Data entries:
==================================================

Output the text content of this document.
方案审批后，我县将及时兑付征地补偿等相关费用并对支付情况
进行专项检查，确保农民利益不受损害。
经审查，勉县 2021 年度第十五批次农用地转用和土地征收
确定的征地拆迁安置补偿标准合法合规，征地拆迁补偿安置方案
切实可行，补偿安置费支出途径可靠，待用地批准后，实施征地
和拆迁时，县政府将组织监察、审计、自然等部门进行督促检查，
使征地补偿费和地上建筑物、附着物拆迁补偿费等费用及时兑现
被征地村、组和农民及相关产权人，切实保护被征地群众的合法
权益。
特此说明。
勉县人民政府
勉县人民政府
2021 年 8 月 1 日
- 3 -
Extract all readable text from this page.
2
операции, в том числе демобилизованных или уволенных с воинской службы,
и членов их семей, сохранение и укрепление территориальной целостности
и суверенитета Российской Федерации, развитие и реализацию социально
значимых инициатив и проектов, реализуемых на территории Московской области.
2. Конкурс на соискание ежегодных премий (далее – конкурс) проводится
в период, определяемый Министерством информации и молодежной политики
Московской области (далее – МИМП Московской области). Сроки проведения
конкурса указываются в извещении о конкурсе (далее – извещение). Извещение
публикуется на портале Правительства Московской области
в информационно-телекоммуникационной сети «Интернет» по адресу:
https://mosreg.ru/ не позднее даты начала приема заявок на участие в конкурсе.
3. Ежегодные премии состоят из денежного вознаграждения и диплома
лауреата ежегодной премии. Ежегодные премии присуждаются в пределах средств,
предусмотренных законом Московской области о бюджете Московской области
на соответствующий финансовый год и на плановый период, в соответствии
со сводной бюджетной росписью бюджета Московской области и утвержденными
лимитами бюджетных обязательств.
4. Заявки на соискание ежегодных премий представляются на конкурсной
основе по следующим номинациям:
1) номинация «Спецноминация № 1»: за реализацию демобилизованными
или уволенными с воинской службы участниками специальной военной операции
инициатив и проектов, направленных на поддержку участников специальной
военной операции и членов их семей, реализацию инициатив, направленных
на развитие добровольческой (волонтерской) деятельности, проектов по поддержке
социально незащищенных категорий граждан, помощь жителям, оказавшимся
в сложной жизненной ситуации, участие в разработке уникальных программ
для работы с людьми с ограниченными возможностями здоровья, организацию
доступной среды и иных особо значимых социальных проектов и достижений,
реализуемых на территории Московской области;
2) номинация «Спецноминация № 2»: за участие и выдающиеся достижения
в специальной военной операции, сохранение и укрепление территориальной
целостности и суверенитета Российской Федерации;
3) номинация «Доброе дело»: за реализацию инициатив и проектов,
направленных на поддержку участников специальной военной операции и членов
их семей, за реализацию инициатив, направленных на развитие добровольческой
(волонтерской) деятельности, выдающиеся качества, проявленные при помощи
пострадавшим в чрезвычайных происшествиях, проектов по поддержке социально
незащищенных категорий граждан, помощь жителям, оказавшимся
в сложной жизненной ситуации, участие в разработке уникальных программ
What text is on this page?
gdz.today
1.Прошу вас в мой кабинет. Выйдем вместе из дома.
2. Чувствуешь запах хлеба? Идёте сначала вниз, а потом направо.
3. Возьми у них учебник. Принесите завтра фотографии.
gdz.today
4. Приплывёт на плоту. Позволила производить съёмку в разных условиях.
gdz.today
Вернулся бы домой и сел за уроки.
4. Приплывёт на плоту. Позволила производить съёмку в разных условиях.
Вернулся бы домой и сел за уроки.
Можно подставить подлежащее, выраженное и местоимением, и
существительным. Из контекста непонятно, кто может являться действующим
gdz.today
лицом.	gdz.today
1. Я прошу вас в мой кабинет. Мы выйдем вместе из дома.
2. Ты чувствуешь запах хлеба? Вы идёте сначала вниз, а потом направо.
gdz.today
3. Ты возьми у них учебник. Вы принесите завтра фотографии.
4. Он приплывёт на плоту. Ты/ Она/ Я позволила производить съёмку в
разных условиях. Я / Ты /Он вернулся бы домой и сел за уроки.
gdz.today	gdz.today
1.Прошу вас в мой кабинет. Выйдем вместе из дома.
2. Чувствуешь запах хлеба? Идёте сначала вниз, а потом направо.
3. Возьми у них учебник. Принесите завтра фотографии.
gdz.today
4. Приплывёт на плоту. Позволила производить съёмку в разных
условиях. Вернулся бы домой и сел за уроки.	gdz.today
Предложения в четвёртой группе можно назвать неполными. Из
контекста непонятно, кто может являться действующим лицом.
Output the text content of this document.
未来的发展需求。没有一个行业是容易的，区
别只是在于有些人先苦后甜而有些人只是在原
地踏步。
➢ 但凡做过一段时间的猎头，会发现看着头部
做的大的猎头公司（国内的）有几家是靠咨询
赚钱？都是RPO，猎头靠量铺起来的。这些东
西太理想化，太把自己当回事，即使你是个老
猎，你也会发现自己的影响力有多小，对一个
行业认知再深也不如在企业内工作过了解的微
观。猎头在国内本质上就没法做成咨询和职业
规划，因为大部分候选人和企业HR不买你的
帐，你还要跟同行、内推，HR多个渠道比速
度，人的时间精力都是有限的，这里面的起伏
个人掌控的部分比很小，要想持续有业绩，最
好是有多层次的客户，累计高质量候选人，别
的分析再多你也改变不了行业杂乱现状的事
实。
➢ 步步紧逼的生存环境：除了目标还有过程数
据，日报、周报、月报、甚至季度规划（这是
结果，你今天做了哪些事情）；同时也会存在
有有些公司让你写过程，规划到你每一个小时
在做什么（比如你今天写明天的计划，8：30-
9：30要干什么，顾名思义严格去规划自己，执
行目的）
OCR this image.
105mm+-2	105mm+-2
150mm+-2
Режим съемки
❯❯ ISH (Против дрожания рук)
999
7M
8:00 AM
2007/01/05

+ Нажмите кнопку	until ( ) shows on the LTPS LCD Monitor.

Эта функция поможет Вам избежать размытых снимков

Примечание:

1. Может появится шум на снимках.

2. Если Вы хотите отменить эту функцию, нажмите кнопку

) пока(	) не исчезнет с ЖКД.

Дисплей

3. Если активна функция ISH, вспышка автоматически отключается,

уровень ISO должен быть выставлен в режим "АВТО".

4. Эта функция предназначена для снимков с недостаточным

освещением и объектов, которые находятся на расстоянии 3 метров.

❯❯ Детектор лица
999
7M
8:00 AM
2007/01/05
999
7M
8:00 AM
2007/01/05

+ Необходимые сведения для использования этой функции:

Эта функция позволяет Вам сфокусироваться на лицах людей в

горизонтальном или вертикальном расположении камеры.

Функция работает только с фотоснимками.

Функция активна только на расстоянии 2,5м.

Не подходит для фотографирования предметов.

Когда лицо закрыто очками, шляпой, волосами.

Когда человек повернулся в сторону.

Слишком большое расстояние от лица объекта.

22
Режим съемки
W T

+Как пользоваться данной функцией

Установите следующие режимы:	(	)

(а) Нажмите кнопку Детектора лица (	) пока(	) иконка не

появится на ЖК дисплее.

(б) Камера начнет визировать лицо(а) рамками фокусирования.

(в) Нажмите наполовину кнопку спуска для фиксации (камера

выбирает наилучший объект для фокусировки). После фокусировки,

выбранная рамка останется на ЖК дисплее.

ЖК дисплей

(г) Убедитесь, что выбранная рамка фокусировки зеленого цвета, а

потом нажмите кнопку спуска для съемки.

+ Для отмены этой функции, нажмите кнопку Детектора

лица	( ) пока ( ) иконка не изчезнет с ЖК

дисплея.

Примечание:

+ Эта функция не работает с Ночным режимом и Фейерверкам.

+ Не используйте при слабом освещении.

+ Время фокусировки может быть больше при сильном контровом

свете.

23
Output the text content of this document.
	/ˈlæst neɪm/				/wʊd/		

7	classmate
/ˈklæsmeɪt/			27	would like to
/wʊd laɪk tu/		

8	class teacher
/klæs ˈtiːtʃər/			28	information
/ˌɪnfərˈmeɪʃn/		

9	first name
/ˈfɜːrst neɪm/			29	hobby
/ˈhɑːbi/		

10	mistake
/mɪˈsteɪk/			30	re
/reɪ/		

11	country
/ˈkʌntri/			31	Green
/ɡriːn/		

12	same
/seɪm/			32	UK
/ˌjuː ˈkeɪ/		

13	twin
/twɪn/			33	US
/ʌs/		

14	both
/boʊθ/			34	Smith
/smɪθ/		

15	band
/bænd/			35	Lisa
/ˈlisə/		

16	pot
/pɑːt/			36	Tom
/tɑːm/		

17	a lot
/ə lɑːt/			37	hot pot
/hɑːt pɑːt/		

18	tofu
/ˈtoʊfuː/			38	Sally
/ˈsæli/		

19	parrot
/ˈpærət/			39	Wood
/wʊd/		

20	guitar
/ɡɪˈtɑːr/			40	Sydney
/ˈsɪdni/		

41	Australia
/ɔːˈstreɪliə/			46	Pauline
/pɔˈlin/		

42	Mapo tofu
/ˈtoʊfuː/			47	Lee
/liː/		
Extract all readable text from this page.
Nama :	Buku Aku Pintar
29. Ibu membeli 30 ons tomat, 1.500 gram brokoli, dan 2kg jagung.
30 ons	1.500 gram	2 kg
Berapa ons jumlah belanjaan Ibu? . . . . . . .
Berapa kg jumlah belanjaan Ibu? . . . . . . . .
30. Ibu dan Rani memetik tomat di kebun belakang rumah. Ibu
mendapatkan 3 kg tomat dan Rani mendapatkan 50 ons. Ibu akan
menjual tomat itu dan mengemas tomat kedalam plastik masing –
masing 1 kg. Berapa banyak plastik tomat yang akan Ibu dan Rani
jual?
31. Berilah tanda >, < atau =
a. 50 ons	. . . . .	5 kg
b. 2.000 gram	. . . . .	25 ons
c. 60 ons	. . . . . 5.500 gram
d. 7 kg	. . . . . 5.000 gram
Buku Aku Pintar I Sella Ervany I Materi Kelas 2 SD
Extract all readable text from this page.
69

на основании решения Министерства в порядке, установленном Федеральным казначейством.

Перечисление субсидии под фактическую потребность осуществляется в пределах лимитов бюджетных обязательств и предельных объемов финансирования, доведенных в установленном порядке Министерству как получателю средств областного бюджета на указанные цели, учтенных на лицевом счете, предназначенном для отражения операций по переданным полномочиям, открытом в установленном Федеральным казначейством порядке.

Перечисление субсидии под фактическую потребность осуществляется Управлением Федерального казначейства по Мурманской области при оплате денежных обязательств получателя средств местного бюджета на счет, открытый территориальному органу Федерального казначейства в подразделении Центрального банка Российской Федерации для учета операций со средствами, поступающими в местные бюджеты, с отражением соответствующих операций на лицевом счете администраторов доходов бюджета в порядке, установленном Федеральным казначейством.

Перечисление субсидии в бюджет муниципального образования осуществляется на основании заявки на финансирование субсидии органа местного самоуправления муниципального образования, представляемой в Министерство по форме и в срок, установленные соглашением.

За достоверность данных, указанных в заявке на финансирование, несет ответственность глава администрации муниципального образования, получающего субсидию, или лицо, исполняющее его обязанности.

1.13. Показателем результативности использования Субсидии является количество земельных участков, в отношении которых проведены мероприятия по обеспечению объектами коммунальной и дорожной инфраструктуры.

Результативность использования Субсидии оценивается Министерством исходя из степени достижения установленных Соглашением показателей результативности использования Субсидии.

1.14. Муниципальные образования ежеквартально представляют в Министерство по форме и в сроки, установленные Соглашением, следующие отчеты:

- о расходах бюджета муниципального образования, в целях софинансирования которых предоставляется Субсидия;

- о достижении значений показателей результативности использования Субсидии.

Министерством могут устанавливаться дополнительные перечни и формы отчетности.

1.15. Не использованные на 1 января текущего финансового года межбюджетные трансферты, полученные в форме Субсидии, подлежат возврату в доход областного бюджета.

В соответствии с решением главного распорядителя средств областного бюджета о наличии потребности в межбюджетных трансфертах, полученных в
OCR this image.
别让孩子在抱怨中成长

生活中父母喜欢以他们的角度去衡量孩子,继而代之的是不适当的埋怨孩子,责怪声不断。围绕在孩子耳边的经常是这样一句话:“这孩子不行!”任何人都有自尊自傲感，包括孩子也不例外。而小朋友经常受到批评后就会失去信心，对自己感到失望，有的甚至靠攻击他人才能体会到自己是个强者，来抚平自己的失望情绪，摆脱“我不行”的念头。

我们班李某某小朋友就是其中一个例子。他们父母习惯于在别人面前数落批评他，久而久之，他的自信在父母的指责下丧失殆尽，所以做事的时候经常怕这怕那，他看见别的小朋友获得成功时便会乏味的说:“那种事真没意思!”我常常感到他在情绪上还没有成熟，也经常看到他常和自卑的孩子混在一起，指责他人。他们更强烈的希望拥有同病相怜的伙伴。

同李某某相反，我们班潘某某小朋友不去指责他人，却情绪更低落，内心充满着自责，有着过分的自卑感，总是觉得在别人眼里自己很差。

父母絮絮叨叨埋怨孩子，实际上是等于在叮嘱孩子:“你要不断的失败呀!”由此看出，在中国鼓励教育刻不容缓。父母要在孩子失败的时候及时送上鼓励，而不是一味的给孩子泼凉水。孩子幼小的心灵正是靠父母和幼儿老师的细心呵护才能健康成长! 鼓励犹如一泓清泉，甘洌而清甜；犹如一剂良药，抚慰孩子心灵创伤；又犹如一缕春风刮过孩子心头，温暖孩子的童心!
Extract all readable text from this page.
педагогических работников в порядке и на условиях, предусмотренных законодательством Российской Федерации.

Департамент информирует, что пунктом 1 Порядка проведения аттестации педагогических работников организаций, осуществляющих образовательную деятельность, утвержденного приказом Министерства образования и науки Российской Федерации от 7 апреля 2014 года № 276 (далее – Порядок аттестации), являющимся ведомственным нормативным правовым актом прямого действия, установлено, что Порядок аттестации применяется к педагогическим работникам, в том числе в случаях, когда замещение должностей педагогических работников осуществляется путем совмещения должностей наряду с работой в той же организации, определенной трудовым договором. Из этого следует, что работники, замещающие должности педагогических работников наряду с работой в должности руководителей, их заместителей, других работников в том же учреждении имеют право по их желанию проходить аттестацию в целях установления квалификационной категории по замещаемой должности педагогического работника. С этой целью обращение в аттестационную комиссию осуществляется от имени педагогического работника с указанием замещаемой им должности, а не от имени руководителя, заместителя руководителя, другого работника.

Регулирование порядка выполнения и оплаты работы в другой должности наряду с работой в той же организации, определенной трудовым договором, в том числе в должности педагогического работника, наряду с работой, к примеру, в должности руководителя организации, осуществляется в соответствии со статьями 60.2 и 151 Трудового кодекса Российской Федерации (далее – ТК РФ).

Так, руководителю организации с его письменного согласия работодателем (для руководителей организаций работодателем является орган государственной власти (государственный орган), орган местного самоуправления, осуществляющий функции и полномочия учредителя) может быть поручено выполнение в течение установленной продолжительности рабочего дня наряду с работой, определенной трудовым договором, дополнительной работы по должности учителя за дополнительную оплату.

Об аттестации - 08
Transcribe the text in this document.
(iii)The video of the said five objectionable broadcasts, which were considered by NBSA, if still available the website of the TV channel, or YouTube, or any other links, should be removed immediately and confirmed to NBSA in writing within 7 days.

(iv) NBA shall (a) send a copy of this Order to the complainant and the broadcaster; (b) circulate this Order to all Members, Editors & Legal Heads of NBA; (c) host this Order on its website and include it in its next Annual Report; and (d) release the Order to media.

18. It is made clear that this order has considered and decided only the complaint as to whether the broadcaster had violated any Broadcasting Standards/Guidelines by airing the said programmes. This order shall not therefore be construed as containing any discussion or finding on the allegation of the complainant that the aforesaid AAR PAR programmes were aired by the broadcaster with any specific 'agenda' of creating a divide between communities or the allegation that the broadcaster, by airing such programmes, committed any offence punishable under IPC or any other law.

==================================================

Pull out each line holding the string "аттестации".

Департамент информирует, что пунктом 1 Порядка проведения аттестации педагогических работников организаций, осуществляющих образовательную деятельность, утвержденного приказом Министерства образования и науки Российской Федерации от 7 апреля 2014 года № 276 (далее – Порядок аттестации), являющимся ведомственным нормативным правовым актом прямого действия, установлено, что Порядок аттестации применяется к педагогическим работникам, в том числе в случаях, когда замещение должностей педагогических работников осуществляется путем совмещения должностей наряду с работой в той же организации, определенной трудовым договором. Из этого следует, что работники, замещающие должности педагогических работников наряду с работой в должности руководителей, их заместителей, других работников в том же учреждении имеют право по их желанию проходить аттестацию в целях установления квалификационной категории по замещаемой должности педагогического работника. С этой целью обращение в аттестационную комиссию осуществляется от имени педагогического работника с указанием замещаемой им должности, а не от имени руководителя, заместителя руководителя, другого работника.
Об аттестации - 08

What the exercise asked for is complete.